* _Exercise inputs_
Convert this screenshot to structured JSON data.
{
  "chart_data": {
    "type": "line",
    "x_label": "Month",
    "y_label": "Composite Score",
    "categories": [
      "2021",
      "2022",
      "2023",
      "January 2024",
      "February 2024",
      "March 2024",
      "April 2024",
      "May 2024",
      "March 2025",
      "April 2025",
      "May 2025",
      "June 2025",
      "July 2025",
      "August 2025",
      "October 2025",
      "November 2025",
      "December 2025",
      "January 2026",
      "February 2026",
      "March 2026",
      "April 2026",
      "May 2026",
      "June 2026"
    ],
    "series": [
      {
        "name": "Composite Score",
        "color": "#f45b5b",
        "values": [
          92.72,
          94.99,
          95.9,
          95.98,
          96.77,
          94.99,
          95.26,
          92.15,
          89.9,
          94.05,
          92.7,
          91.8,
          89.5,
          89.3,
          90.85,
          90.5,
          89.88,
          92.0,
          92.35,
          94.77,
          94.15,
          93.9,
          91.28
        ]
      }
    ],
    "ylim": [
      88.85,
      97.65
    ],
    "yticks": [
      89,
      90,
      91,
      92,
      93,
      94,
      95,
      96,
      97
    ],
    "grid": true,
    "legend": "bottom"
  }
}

* _Objective_
Reproduce the material above exactly; please quote every line of it.

* _Reply to the task_
Convert this screenshot to structured JSON data.
{
  "chart_data": {
    "type": "line",
    "x_label": "Month",
    "y_label": "Composite Score",
    "categories": [
      "2021",
      "2022",
      "2023",
      "January 2024",
      "February 2024",
      "March 2024",
      "April 2024",
      "May 2024",
      "March 2025",
      "April 2025",
      "May 2025",
      "June 2025",
      "July 2025",
      "August 2025",
      "October 2025",
      "November 2025",
      "December 2025",
      "January 2026",
      "February 2026",
      "March 2026",
      "April 2026",
      "May 2026",
      "June 2026"
    ],
    "series": [
      {
        "name": "Composite Score",
        "color": "#f45b5b",
        "values": [
          92.72,
          94.99,
          95.9,
          95.98,
          96.77,
          94.99,
          95.26,
          92.15,
          89.9,
          94.05,
          92.7,
          91.8,
          89.5,
          89.3,
          90.85,
          90.5,
          89.88,
          92.0,
          92.35,
          94.77,
          94.15,
          93.9,
          91.28
        ]
      }
    ],
    "ylim": [
      88.85,
      97.65
    ],
    "yticks": [
      89,
      90,
      91,
      92,
      93,
      94,
      95,
      96,
      97
    ],
    "grid": true,
    "legend": "bottom"
  }
}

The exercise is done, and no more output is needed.